§ **TASK DIRECTIONS**: Lines from the one containing "Convert this document image to plain text." through the last line of the data are to be repeated word for word, both ends included.

§ **TASK INPUTS**:
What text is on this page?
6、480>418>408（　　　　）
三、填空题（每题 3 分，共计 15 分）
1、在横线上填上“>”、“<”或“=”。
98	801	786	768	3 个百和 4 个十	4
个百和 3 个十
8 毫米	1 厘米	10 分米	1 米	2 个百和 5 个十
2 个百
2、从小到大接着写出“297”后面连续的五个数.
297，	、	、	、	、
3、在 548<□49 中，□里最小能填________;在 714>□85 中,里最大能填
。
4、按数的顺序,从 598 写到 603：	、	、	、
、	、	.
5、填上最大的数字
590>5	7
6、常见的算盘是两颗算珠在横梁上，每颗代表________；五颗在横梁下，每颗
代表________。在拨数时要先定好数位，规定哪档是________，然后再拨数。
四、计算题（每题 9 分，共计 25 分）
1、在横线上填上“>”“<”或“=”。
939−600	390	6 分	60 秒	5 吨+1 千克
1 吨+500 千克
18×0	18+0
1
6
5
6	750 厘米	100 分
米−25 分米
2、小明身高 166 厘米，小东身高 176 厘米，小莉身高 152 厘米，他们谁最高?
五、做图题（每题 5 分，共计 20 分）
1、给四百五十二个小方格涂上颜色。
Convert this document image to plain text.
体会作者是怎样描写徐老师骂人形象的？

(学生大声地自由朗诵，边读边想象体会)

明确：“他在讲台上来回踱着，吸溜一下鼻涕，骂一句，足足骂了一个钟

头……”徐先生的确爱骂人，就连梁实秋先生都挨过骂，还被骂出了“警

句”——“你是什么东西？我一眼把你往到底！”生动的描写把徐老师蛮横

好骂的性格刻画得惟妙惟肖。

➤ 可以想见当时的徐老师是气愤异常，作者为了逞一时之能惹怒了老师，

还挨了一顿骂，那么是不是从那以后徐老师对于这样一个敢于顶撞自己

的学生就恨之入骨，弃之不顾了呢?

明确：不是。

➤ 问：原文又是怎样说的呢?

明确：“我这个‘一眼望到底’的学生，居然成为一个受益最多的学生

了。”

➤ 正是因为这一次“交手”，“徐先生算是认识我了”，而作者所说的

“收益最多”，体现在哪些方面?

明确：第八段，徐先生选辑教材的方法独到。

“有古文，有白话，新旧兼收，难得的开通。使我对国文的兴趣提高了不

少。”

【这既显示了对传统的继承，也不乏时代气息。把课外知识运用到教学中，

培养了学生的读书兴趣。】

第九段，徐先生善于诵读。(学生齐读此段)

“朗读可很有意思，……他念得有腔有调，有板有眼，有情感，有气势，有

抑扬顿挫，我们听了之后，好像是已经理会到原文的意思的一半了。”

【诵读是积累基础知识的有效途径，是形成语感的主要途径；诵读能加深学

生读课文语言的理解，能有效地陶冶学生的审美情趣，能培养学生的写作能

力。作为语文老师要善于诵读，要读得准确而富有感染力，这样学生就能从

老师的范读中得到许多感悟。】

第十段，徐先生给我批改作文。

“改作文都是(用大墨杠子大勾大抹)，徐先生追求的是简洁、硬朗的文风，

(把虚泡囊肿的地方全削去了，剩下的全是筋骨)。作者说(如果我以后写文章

§ **OUTPUT**:
Convert this document image to plain text.
体会作者是怎样描写徐老师骂人形象的？

(学生大声地自由朗诵，边读边想象体会)

明确：“他在讲台上来回踱着，吸溜一下鼻涕，骂一句，足足骂了一个钟

头……”徐先生的确爱骂人，就连梁实秋先生都挨过骂，还被骂出了“警

句”——“你是什么东西？我一眼把你往到底！”生动的描写把徐老师蛮横

好骂的性格刻画得惟妙惟肖。

➤ 可以想见当时的徐老师是气愤异常，作者为了逞一时之能惹怒了老师，

还挨了一顿骂，那么是不是从那以后徐老师对于这样一个敢于顶撞自己

的学生就恨之入骨，弃之不顾了呢?

明确：不是。

➤ 问：原文又是怎样说的呢?

明确：“我这个‘一眼望到底’的学生，居然成为一个受益最多的学生

了。”

➤ 正是因为这一次“交手”，“徐先生算是认识我了”，而作者所说的

“收益最多”，体现在哪些方面?

明确：第八段，徐先生选辑教材的方法独到。

“有古文，有白话，新旧兼收，难得的开通。使我对国文的兴趣提高了不

少。”

【这既显示了对传统的继承，也不乏时代气息。把课外知识运用到教学中，

培养了学生的读书兴趣。】

第九段，徐先生善于诵读。(学生齐读此段)

“朗读可很有意思，……他念得有腔有调，有板有眼，有情感，有气势，有

抑扬顿挫，我们听了之后，好像是已经理会到原文的意思的一半了。”

【诵读是积累基础知识的有效途径，是形成语感的主要途径；诵读能加深学

生读课文语言的理解，能有效地陶冶学生的审美情趣，能培养学生的写作能

力。作为语文老师要善于诵读，要读得准确而富有感染力，这样学生就能从

老师的范读中得到许多感悟。】

第十段，徐先生给我批改作文。

“改作文都是(用大墨杠子大勾大抹)，徐先生追求的是简洁、硬朗的文风，

(把虚泡囊肿的地方全削去了，剩下的全是筋骨)。作者说(如果我以后写文章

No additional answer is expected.